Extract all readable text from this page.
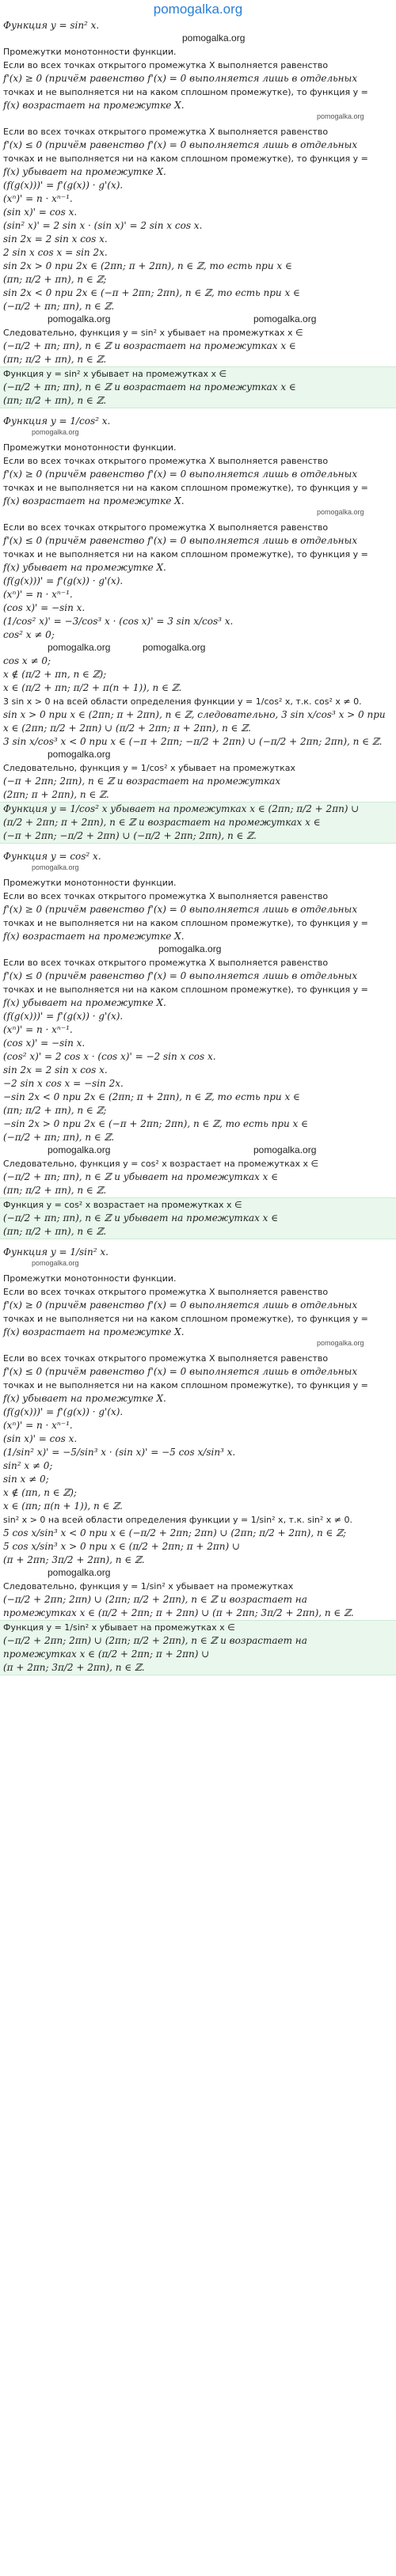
pomogalka.org
Функция y = sin² x.
pomogalka.org
Промежутки монотонности функции.
Если во всех точках открытого промежутка X выполняется равенство
f'(x) ≥ 0 (причём равенство f'(x) = 0 выполняется лишь в отдельных
точках и не выполняется ни на каком сплошном промежутке), то функция y =
f(x) возрастает на промежутке X.
pomogalka.org
Если во всех точках открытого промежутка X выполняется равенство
f'(x) ≤ 0 (причём равенство f'(x) = 0 выполняется лишь в отдельных
точках и не выполняется ни на каком сплошном промежутке), то функция y =
f(x) убывает на промежутке X.
(f(g(x)))' = f'(g(x)) · g'(x).
(xⁿ)' = n · xⁿ⁻¹.
(sin x)' = cos x.
(sin² x)' = 2 sin x · (sin x)' = 2 sin x cos x.
sin 2x = 2 sin x cos x.
2 sin x cos x = sin 2x.
sin 2x > 0 при 2x ∈ (2πn; π + 2πn), n ∈ ℤ, то есть при x ∈
(πn; π/2 + πn), n ∈ ℤ;
sin 2x < 0 при 2x ∈ (−π + 2πn; 2πn), n ∈ ℤ, то есть при x ∈
(−π/2 + πn; πn), n ∈ ℤ.
pomogalka.org	pomogalka.org
Следовательно, функция y = sin² x убывает на промежутках x ∈
(−π/2 + πn; πn), n ∈ ℤ и возрастает на промежутках x ∈
(πn; π/2 + πn), n ∈ ℤ.
Функция y = sin² x убывает на промежутках x ∈
(−π/2 + πn; πn), n ∈ ℤ и возрастает на промежутках x ∈
(πn; π/2 + πn), n ∈ ℤ.
Функция y = 1/cos² x.
pomogalka.org
Промежутки монотонности функции.
Если во всех точках открытого промежутка X выполняется равенство
f'(x) ≥ 0 (причём равенство f'(x) = 0 выполняется лишь в отдельных
точках и не выполняется ни на каком сплошном промежутке), то функция y =
f(x) возрастает на промежутке X.
pomogalka.org
Если во всех точках открытого промежутка X выполняется равенство
f'(x) ≤ 0 (причём равенство f'(x) = 0 выполняется лишь в отдельных
точках и не выполняется ни на каком сплошном промежутке), то функция y =
f(x) убывает на промежутке X.
(f(g(x)))' = f'(g(x)) · g'(x).
(xⁿ)' = n · xⁿ⁻¹.
(cos x)' = −sin x.
(1/cos² x)' = −3/cos³ x · (cos x)' = 3 sin x/cos³ x.
cos² x ≠ 0;
pomogalka.org	pomogalka.org
cos x ≠ 0;
x ∉ (π/2 + πn, n ∈ ℤ);
x ∈ (π/2 + πn; π/2 + π(n + 1)), n ∈ ℤ.
3 sin x > 0 на всей области определения функции y = 1/cos² x, т.к. cos² x ≠ 0.
sin x > 0 при x ∈ (2πn; π + 2πn), n ∈ ℤ, следовательно, 3 sin x/cos³ x > 0 при
x ∈ (2πn; π/2 + 2πn) ∪ (π/2 + 2πn; π + 2πn), n ∈ ℤ.
3 sin x/cos³ x < 0 при x ∈ (−π + 2πn; −π/2 + 2πn) ∪ (−π/2 + 2πn; 2πn), n ∈ ℤ.
pomogalka.org
Следовательно, функция y = 1/cos² x убывает на промежутках
(−π + 2πn; 2πn), n ∈ ℤ и возрастает на промежутках
(2πn; π + 2πn), n ∈ ℤ.
Функция y = 1/cos² x убывает на промежутках x ∈ (2πn; π/2 + 2πn) ∪
(π/2 + 2πn; π + 2πn), n ∈ ℤ и возрастает на промежутках x ∈
(−π + 2πn; −π/2 + 2πn) ∪ (−π/2 + 2πn; 2πn), n ∈ ℤ.
Функция y = cos² x.
pomogalka.org
Промежутки монотонности функции.
Если во всех точках открытого промежутка X выполняется равенство
f'(x) ≥ 0 (причём равенство f'(x) = 0 выполняется лишь в отдельных
точках и не выполняется ни на каком сплошном промежутке), то функция y =
f(x) возрастает на промежутке X.
pomogalka.org
Если во всех точках открытого промежутка X выполняется равенство
f'(x) ≤ 0 (причём равенство f'(x) = 0 выполняется лишь в отдельных
точках и не выполняется ни на каком сплошном промежутке), то функция y =
f(x) убывает на промежутке X.
(f(g(x)))' = f'(g(x)) · g'(x).
(xⁿ)' = n · xⁿ⁻¹.
(cos x)' = −sin x.
(cos² x)' = 2 cos x · (cos x)' = −2 sin x cos x.
sin 2x = 2 sin x cos x.
−2 sin x cos x = −sin 2x.
−sin 2x < 0 при 2x ∈ (2πn; π + 2πn), n ∈ ℤ, то есть при x ∈
(πn; π/2 + πn), n ∈ ℤ;
−sin 2x > 0 при 2x ∈ (−π + 2πn; 2πn), n ∈ ℤ, то есть при x ∈
(−π/2 + πn; πn), n ∈ ℤ.
pomogalka.org	pomogalka.org
Следовательно, функция y = cos² x возрастает на промежутках x ∈
(−π/2 + πn; πn), n ∈ ℤ и убывает на промежутках x ∈
(πn; π/2 + πn), n ∈ ℤ.
Функция y = cos² x возрастает на промежутках x ∈
(−π/2 + πn; πn), n ∈ ℤ и убывает на промежутках x ∈
(πn; π/2 + πn), n ∈ ℤ.
Функция y = 1/sin² x.
pomogalka.org
Промежутки монотонности функции.
Если во всех точках открытого промежутка X выполняется равенство
f'(x) ≥ 0 (причём равенство f'(x) = 0 выполняется лишь в отдельных
точках и не выполняется ни на каком сплошном промежутке), то функция y =
f(x) возрастает на промежутке X.
pomogalka.org
Если во всех точках открытого промежутка X выполняется равенство
f'(x) ≤ 0 (причём равенство f'(x) = 0 выполняется лишь в отдельных
точках и не выполняется ни на каком сплошном промежутке), то функция y =
f(x) убывает на промежутке X.
(f(g(x)))' = f'(g(x)) · g'(x).
(xⁿ)' = n · xⁿ⁻¹.
(sin x)' = cos x.
(1/sin² x)' = −5/sin³ x · (sin x)' = −5 cos x/sin³ x.
sin² x ≠ 0;
sin x ≠ 0;
x ∉ (πn, n ∈ ℤ);
x ∈ (πn; π(n + 1)), n ∈ ℤ.
sin² x > 0 на всей области определения функции y = 1/sin² x, т.к. sin² x ≠ 0.
5 cos x/sin³ x < 0 при x ∈ (−π/2 + 2πn; 2πn) ∪ (2πn; π/2 + 2πn), n ∈ ℤ;
5 cos x/sin³ x > 0 при x ∈ (π/2 + 2πn; π + 2πn) ∪
(π + 2πn; 3π/2 + 2πn), n ∈ ℤ.
pomogalka.org
Следовательно, функция y = 1/sin² x убывает на промежутках
(−π/2 + 2πn; 2πn) ∪ (2πn; π/2 + 2πn), n ∈ ℤ и возрастает на
промежутках x ∈ (π/2 + 2πn; π + 2πn) ∪ (π + 2πn; 3π/2 + 2πn), n ∈ ℤ.
Функция y = 1/sin² x убывает на промежутках x ∈
(−π/2 + 2πn; 2πn) ∪ (2πn; π/2 + 2πn), n ∈ ℤ и возрастает на
промежутках x ∈ (π/2 + 2πn; π + 2πn) ∪
(π + 2πn; 3π/2 + 2πn), n ∈ ℤ.
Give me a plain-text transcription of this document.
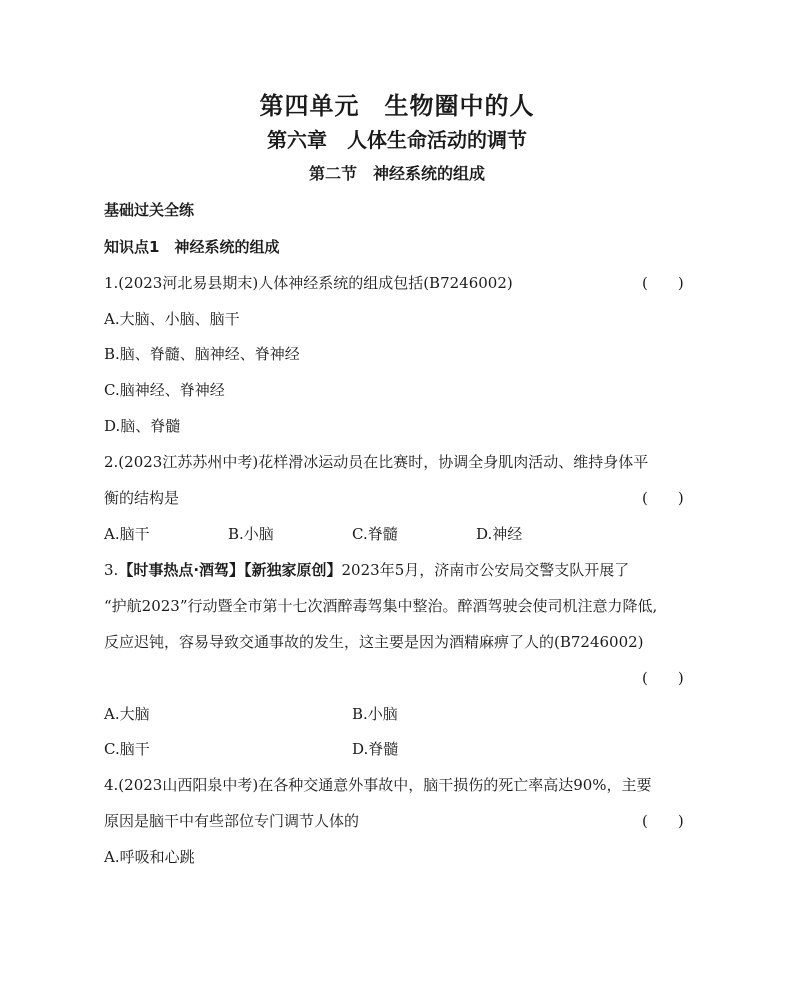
第四单元　生物圈中的人
第六章　人体生命活动的调节
第二节　神经系统的组成
基础过关全练
知识点1　神经系统的组成
1.(2023河北易县期末)人体神经系统的组成包括(B7246002)	(　　)
A.大脑、小脑、脑干
B.脑、脊髓、脑神经、脊神经
C.脑神经、脊神经
D.脑、脊髓
2.(2023江苏苏州中考)花样滑冰运动员在比赛时，协调全身肌肉活动、维持身体平
衡的结构是	(　　)
A.脑干	B.小脑	C.脊髓	D.神经
3.【时事热点·酒驾】【新独家原创】2023年5月，济南市公安局交警支队开展了
“护航2023”行动暨全市第十七次酒醉毒驾集中整治。醉酒驾驶会使司机注意力降低,
反应迟钝，容易导致交通事故的发生，这主要是因为酒精麻痹了人的(B7246002)
(　　)
A.大脑	B.小脑
C.脑干	D.脊髓
4.(2023山西阳泉中考)在各种交通意外事故中，脑干损伤的死亡率高达90%，主要
原因是脑干中有些部位专门调节人体的	(　　)
A.呼吸和心跳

□ □ □ □ □ □ □

■ Given task
Repeat the line containing "Give me a plain-text" and every line after it up to the end of the material above, exactly as they stand, minus the pictures.

■ Response
Give me a plain-text transcription of this document.
第四单元　生物圈中的人
第六章　人体生命活动的调节
第二节　神经系统的组成
基础过关全练
知识点1　神经系统的组成
1.(2023河北易县期末)人体神经系统的组成包括(B7246002)	(　　)
A.大脑、小脑、脑干
B.脑、脊髓、脑神经、脊神经
C.脑神经、脊神经
D.脑、脊髓
2.(2023江苏苏州中考)花样滑冰运动员在比赛时，协调全身肌肉活动、维持身体平
衡的结构是	(　　)
A.脑干	B.小脑	C.脊髓	D.神经
3.【时事热点·酒驾】【新独家原创】2023年5月，济南市公安局交警支队开展了
“护航2023”行动暨全市第十七次酒醉毒驾集中整治。醉酒驾驶会使司机注意力降低,
反应迟钝，容易导致交通事故的发生，这主要是因为酒精麻痹了人的(B7246002)
(　　)
A.大脑	B.小脑
C.脑干	D.脊髓
4.(2023山西阳泉中考)在各种交通意外事故中，脑干损伤的死亡率高达90%，主要
原因是脑干中有些部位专门调节人体的	(　　)
A.呼吸和心跳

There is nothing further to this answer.